DATA FOR THIS EXERCISE:
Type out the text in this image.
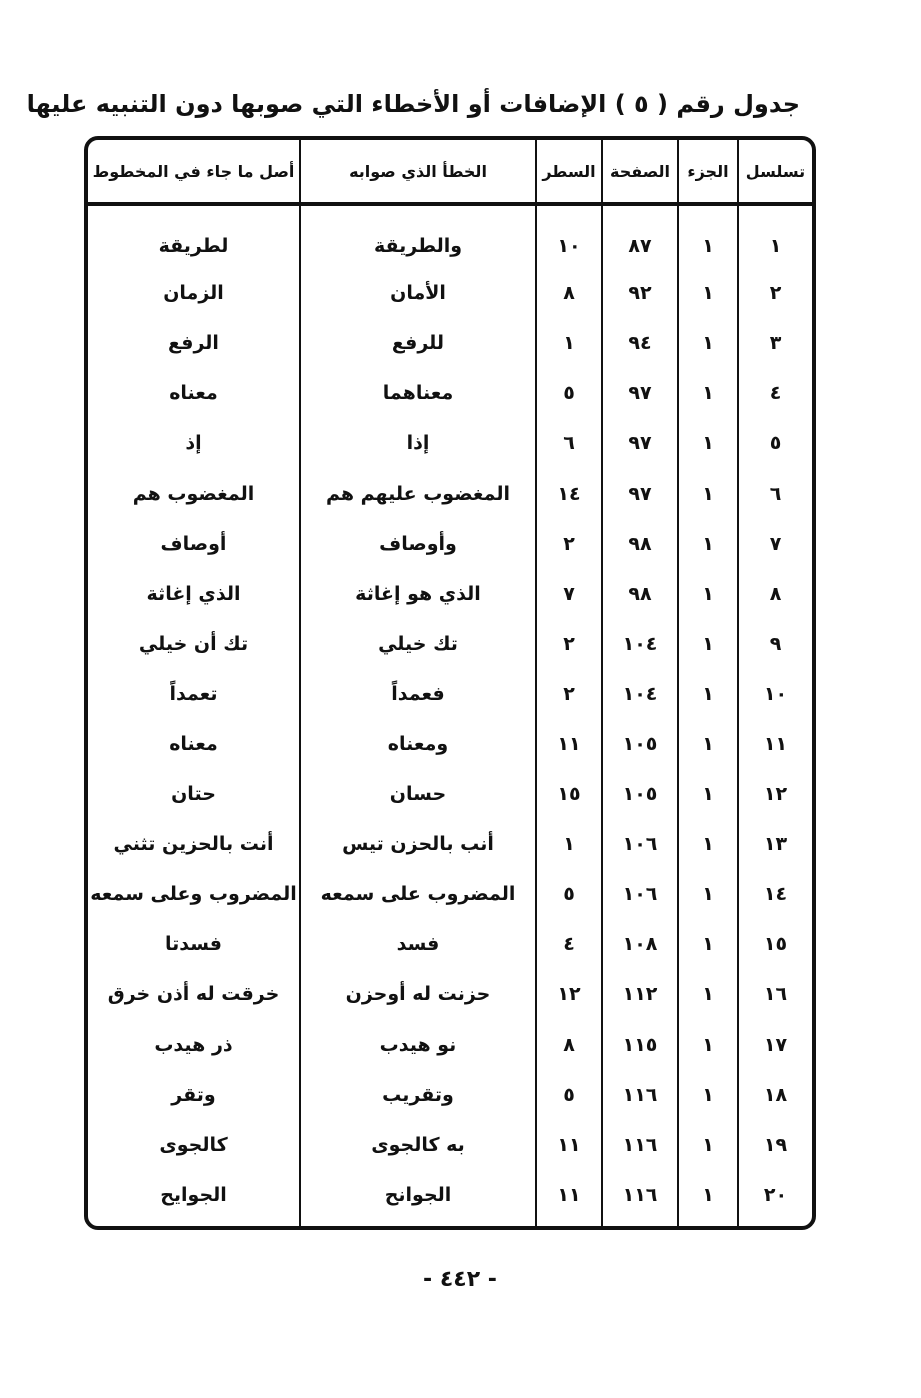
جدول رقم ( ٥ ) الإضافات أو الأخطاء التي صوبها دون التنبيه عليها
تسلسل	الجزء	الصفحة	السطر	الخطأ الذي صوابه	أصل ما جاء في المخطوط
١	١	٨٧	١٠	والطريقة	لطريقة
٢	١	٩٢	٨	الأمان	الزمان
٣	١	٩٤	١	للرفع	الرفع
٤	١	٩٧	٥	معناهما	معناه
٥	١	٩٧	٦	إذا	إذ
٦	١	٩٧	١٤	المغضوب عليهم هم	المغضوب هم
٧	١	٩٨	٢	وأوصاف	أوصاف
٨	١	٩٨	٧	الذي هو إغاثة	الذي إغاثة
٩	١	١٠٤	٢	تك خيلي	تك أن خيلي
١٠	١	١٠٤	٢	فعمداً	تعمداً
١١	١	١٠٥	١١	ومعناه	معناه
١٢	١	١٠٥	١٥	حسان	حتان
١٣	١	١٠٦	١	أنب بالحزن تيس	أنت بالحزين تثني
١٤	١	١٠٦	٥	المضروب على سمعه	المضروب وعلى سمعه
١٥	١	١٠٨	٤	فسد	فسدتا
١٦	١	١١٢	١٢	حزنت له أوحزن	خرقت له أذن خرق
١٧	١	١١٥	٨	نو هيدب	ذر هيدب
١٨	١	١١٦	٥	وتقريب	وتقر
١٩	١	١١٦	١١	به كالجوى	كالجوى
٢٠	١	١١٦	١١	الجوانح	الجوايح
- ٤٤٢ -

PROBLEM DESCRIPTION:
Reproduce all of the data exactly; the pictures do not belong in the copy.

WORKED ANSWER:
Type out the text in this image.
جدول رقم ( ٥ ) الإضافات أو الأخطاء التي صوبها دون التنبيه عليها
تسلسل	الجزء	الصفحة	السطر	الخطأ الذي صوابه	أصل ما جاء في المخطوط
١	١	٨٧	١٠	والطريقة	لطريقة
٢	١	٩٢	٨	الأمان	الزمان
٣	١	٩٤	١	للرفع	الرفع
٤	١	٩٧	٥	معناهما	معناه
٥	١	٩٧	٦	إذا	إذ
٦	١	٩٧	١٤	المغضوب عليهم هم	المغضوب هم
٧	١	٩٨	٢	وأوصاف	أوصاف
٨	١	٩٨	٧	الذي هو إغاثة	الذي إغاثة
٩	١	١٠٤	٢	تك خيلي	تك أن خيلي
١٠	١	١٠٤	٢	فعمداً	تعمداً
١١	١	١٠٥	١١	ومعناه	معناه
١٢	١	١٠٥	١٥	حسان	حتان
١٣	١	١٠٦	١	أنب بالحزن تيس	أنت بالحزين تثني
١٤	١	١٠٦	٥	المضروب على سمعه	المضروب وعلى سمعه
١٥	١	١٠٨	٤	فسد	فسدتا
١٦	١	١١٢	١٢	حزنت له أوحزن	خرقت له أذن خرق
١٧	١	١١٥	٨	نو هيدب	ذر هيدب
١٨	١	١١٦	٥	وتقريب	وتقر
١٩	١	١١٦	١١	به كالجوى	كالجوى
٢٠	١	١١٦	١١	الجوانح	الجوايح
- ٤٤٢ -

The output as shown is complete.